[SOURCE PASSAGE]

###

Thomas Jefferson, 3rd President of the United States of America

    The principle of nullification is essential to the maintenance of our federal republic. According to Jefferson, perhaps our most learned and well-read Founder, the States must stand firm against the federal government when it attempts to enlarge its powers, either by forced or activist constructions of the Constitution or by federal action that is not otherwise authorized by our founding compact. Nullification is well-supported by the compact theory of government (by all accounts, the theory upon which our government was established under the Constitution), by the concept of federalism that provides the greatest "check and balance" on the power of government, and by the very words of the Declaration of Independence which establishes the right of self-governance as a fundamental human right.

    Nullification was not only a principle, but it was the force behind South Carolina's attempt to curb the power of the federal government in 1832. This would become known as the Nullification Crisis. History has gone to extensive efforts to erase the doctrine of nullification from the books and from meaningful political discussions. It has gone through extensive efforts to portray South Carolina in a bad light and as an agitator for its part in trying to exert sovereign influence over the conduct of the US Congress and the executive and in understanding this, we can understand why the South was so easily vilified for its decision to secede from the Union.

    In 1824, a high protective tariff was proposed. The purpose was to protect industry in the North which were being driven out of business by low-priced imported goods (by putting a tax on them). On May 19, 1828, it was passed by the US Congress. It came to be labeled the "Tariff of Abominations" by the Southern states because of the negative effects it had on the Southern economy. The South was harmed directly by having to pay higher prices on goods the region did not produce, and indirectly because reducing the exportation of British goods to the US made it difficult for the British to pay for the cotton they imported from the South. The South responded by lowering the price on their products, cotton in particular. The North took advantage of this and bought the cotton at the lower value for their manufacturing looms. (The South in fact suspected the tariff was put in place for this very purpose - to benefit Northern industry). It also harmed the South by reducing the demand for raw cotton abroad. Because the South was an agricultural society, Southerners relied heavily on sales in the world market for their produce so that the protective tariffs did not offer them any service (only a detriment). All in all, the South suffered most of the losses from the tariff policy and the North reaped most of the gains and the South accused the government of not being concerned with Southern interests.

###

[ENTRIES PROVIDED]
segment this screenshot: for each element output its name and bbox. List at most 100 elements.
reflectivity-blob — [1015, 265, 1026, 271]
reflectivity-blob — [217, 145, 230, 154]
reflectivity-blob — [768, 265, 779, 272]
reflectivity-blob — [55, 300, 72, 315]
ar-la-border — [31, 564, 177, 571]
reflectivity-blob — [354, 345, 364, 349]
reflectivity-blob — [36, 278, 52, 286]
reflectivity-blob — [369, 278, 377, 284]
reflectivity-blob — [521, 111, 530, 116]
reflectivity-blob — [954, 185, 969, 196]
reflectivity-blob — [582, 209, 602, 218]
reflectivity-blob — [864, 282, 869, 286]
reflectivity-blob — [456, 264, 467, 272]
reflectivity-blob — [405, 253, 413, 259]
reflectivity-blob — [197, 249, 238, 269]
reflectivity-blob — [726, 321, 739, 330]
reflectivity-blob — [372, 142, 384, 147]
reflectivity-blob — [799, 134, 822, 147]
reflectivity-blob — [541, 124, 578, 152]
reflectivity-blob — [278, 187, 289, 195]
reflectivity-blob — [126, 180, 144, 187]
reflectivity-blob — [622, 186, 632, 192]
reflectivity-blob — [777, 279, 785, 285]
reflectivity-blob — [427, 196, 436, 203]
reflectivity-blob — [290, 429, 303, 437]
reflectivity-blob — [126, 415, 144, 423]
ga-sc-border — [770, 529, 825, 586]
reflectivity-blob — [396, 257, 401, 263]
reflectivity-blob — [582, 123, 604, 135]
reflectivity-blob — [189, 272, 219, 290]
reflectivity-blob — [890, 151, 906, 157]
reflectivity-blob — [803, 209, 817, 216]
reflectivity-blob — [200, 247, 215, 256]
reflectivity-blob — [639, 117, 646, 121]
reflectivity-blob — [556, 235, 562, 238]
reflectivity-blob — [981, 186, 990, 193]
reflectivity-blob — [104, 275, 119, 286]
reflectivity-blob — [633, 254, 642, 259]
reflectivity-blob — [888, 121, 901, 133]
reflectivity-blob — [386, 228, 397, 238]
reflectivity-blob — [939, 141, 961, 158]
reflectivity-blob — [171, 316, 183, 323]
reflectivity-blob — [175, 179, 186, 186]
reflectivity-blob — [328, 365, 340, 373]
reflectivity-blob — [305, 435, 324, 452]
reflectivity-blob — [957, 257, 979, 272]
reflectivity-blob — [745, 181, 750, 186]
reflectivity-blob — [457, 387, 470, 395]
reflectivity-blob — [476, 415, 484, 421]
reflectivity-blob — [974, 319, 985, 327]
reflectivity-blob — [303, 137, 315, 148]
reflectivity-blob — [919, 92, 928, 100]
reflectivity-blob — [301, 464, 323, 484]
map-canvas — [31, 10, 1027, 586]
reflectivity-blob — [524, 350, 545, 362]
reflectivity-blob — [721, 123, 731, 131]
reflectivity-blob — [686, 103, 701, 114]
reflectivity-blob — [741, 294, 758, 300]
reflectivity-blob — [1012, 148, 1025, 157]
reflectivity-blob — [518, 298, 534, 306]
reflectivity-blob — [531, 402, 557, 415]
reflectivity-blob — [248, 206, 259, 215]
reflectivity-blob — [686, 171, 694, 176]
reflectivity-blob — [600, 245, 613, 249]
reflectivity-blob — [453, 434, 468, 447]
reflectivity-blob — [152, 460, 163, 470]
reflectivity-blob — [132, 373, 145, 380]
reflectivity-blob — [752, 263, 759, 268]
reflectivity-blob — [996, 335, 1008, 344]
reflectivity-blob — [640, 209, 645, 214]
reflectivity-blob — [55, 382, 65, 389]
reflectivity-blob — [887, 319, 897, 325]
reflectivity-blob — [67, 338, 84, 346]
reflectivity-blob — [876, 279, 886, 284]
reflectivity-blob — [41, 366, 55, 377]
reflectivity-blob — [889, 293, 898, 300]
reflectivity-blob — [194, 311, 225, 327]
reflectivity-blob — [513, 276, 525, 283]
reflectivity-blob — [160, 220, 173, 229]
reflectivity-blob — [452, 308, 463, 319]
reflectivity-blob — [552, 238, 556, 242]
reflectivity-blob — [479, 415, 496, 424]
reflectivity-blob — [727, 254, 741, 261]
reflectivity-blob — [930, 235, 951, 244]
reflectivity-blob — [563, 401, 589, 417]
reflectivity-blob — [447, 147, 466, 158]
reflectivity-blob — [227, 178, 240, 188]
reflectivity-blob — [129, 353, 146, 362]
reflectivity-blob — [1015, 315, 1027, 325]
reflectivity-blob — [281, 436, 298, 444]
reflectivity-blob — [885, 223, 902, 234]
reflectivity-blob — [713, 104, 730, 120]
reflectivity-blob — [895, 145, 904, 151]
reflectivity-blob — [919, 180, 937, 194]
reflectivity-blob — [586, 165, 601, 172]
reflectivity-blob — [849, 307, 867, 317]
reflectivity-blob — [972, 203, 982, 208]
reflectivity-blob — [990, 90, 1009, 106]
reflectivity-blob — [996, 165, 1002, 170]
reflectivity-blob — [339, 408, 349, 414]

###

[EXERCISES]
- 1) Extract everything from "The principle of" down to "fundamental human right." in the nullification passage.
- 2) Carry the nullification passage forward from the point where it ends.
The items have no connection to the nullification passage.

[EXERCISE RESULTS]
- 1)
The principle of nullification is essential to the maintenance of our federal republic. According to Jefferson, perhaps our most learned and well-read Founder, the States must stand firm against the federal government when it attempts to enlarge its powers, either by forced or activist constructions of the Constitution or by federal action that is not otherwise authorized by our founding compact. Nullification is well-supported by the compact theory of government (by all accounts, the theory upon which our government was established under the Constitution), by the concept of federalism that provides the greatest "check and balance" on the power of government, and by the very words of the Declaration of Independence which establishes the right of self-governance as a fundamental human right.

- 2)
    At the time, the South was impoverished and declining in prosperity while the North was becoming wealthy and very prosperous. Historians say that the trend began after the Revolutionary War; they say that the South's golden era had peaked and was in decline. The South believed they were impoverished to enrich the North. The North, on the other hand, blamed the decline on the South's inability to modernize and industrialize. The southern states claimed that their economy was suffering because of the intentional conduct of the federal government, which it accused of being pro-North and anti-South. They claimed that the double action on the part of the government of levying revenue from the industry of one section of the Union (the South) and spending it on the industry of another section of the Union (the North) was to blame, we well as the protective tariffs.

    During one session of Congress in 1829, Representative Daniel Webster of Massachusetts happened to criticize slavery during one House session. He spoke of the repressing effects of slavery upon the progress and prosperity of a state. He pointed to Ohio and Kentucky, which are neighbors, as an example of a stark contrast, suggesting that Ohio was more prosperous because it was not a slave state. Representative Robert Hayne of South Carolina took offense to the remarks and told Mr. Webster that the New England states, and the Free States in general, should keep their opinions to themselves and that the matter was certainly none of their business. Mr. Hayne uttered the sentiments of John C. Calhoun (former US Senator from SC, but serving as Vice President at the time under Andrew Jackson), who was a proponent of the doctrine of nullification. Hayne declared that it is the right and the duty of a state to decide upon the constitutionality of a federal law and refuse to obey it if that state determines it to be unconstitutional. This is, to declare it null and void, and without force of law. Unenforceable. When Mr. Webster retaliated by calling attention to the public meetings taking place all over South Carolina to openly oppose the tariff laws, Mr. Hayes re-emphasized the right of state nullification. He said that allegiance was to the State and only obedience was required to the National government. He would stand with what he considered his legitimate sovereign - the state of South Carolina. He followed that bold utterance with the theme - "Liberty first and the Union afterwards!"

    Speaking from the House floor, Rep. Webster accused Rep. Hayes of plain defiance to the US Constitution and blasted the doctrine of nullification. He ended his speech by exclaiming: "Liberty and Union, now and forever, one and inseparable!"

    On April 13, 1830, there was a dinner party at Jesse Brown's Indian Queen Hotel in Washington DC to honor the birthday of Thomas Jefferson. President Andrew Jackson was present and so was his Vice- President, John Calhoun, as well as Martin Van Buren and others. The purpose for the party soon became apparent. The event would mark the official inauguration of the doctrine of nullification, as put forth by Jefferson and memorialized in The Kentucky Legislature (Kentucky Resolves) in 1798. At the close of the meeting, Calhoun offered a toast: "The Union, next to our Liberty, most dear.... may we remember that it can only be preserved by respecting the rights of the States and by distributing equally the benefit and burden of the Union."

    In that toast was presented the issue that liberty precedes the Union. "Liberty before Union." Supreme state sovereignty and the right of disunion. In fact, Calhoun wrote an essay entitled, "An Exposition and Protest," which he published anonymously. The essay argued that since the federal Constitution was a compact between the states, the states had the ability to declare laws unconstitutional. If a state did this, Calhoun argued, then the proper course of action was for the federal government to reconsider the law. Under Calhoun's plan, a nullified law would have to be re-approved by a two-thirds vote in Congress and a three-fourths vote in the state legislatures, then the nullifying state would have the option of acquiescing or seceding.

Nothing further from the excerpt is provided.